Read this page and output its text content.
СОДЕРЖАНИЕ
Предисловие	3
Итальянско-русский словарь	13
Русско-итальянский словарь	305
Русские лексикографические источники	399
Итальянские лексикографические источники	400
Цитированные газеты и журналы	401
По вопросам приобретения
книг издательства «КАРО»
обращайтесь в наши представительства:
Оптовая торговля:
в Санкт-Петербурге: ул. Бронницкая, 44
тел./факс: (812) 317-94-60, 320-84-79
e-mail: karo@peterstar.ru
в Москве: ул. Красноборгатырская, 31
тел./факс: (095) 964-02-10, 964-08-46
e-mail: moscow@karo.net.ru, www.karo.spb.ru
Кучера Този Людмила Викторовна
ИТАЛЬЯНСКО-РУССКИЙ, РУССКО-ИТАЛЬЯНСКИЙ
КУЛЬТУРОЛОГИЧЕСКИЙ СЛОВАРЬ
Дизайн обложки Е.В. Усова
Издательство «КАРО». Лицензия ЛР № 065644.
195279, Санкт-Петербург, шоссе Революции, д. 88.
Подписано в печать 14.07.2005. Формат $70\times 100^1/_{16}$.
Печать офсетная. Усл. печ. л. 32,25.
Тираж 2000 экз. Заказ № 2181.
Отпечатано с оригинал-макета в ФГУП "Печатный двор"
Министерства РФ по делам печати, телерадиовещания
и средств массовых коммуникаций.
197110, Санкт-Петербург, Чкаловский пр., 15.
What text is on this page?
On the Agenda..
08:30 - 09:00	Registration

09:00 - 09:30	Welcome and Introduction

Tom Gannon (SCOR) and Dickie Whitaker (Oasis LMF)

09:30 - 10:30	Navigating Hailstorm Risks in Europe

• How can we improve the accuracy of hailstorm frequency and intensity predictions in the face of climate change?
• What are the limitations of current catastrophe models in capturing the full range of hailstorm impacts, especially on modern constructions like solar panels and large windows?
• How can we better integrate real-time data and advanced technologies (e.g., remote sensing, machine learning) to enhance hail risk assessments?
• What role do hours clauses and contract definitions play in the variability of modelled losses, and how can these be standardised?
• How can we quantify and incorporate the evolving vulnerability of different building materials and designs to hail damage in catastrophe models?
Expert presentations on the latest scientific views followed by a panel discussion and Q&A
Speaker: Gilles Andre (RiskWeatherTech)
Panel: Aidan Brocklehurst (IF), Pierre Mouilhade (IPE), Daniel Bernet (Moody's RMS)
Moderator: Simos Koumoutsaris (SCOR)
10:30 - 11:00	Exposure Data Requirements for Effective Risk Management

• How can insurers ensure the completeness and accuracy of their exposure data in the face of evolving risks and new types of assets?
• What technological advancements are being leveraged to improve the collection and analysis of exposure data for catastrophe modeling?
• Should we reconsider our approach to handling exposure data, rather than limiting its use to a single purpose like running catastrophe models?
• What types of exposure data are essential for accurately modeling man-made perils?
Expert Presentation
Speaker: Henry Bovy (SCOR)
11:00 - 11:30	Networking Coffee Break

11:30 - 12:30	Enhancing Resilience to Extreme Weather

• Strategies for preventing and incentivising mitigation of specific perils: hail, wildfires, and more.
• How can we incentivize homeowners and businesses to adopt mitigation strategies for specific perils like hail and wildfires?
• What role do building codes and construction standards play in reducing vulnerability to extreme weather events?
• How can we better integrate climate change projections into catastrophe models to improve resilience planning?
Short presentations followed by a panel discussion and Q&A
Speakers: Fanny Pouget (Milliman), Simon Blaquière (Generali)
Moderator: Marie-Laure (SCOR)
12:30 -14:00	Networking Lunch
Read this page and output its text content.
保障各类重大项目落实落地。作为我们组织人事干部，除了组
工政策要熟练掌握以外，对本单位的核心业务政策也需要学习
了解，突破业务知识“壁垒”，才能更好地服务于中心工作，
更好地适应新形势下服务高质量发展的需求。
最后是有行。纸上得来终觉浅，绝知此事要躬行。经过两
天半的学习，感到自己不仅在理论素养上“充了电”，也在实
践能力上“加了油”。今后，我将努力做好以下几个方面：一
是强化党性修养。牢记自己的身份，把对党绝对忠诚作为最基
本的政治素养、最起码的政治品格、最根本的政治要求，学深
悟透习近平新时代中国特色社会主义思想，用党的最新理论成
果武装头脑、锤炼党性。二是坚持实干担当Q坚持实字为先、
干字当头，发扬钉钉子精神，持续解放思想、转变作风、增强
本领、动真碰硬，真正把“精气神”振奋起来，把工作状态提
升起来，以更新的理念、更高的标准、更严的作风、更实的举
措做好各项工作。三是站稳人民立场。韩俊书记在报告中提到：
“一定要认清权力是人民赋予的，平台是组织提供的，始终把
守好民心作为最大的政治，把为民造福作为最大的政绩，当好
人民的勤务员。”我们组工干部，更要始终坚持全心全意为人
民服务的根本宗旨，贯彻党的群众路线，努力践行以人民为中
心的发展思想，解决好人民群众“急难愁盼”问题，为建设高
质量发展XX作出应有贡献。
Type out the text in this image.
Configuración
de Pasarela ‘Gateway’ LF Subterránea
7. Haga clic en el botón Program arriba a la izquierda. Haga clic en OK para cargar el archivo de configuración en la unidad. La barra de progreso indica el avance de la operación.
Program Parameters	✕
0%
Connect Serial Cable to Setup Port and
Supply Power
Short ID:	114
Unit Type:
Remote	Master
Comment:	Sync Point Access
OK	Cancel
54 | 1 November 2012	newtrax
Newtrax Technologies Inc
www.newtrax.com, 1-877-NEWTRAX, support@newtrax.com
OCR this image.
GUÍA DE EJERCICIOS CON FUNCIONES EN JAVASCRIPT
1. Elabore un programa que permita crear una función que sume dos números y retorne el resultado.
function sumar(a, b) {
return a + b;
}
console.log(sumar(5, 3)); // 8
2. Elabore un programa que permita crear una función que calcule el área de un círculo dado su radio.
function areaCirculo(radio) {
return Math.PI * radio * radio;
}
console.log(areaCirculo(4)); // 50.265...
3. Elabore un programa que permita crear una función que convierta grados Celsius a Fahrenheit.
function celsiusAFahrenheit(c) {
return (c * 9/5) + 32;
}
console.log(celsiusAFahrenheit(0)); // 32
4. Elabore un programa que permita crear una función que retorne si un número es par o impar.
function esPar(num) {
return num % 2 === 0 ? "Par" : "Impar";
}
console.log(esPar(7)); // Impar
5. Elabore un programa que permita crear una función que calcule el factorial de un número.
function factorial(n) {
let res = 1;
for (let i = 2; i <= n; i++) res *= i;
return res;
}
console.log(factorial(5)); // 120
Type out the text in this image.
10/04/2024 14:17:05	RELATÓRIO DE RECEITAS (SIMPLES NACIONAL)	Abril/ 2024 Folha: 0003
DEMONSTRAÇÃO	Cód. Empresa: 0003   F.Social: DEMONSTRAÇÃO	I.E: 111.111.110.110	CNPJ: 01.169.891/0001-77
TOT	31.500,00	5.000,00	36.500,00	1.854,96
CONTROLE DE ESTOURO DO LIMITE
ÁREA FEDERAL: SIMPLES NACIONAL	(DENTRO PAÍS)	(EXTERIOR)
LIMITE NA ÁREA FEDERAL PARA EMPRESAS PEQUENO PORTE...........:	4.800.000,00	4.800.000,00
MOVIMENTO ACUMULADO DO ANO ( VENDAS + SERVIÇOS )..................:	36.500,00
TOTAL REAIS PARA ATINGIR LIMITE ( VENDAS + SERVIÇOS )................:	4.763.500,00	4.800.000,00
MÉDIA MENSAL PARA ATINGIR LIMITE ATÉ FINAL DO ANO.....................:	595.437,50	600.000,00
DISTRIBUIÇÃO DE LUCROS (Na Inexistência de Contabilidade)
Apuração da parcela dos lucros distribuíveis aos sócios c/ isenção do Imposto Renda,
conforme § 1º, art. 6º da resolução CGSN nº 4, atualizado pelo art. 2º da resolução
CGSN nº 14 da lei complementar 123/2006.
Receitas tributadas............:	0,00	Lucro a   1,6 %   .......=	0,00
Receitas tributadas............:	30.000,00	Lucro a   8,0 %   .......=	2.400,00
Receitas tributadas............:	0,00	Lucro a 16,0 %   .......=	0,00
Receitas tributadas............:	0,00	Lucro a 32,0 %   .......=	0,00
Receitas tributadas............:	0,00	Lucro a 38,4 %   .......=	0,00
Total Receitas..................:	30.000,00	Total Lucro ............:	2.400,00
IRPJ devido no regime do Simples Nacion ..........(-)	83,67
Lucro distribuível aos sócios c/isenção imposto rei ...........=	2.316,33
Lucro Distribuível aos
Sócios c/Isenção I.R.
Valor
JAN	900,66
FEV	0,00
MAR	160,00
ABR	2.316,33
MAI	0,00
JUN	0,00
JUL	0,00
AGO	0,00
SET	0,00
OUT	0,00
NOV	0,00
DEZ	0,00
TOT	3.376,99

^^^^

Give every line of the material that includes the string "factorial".

> _The answer_:
5. Elabore un programa que permita crear una función que calcule el factorial de un número.
function factorial(n) {
console.log(factorial(5)); // 120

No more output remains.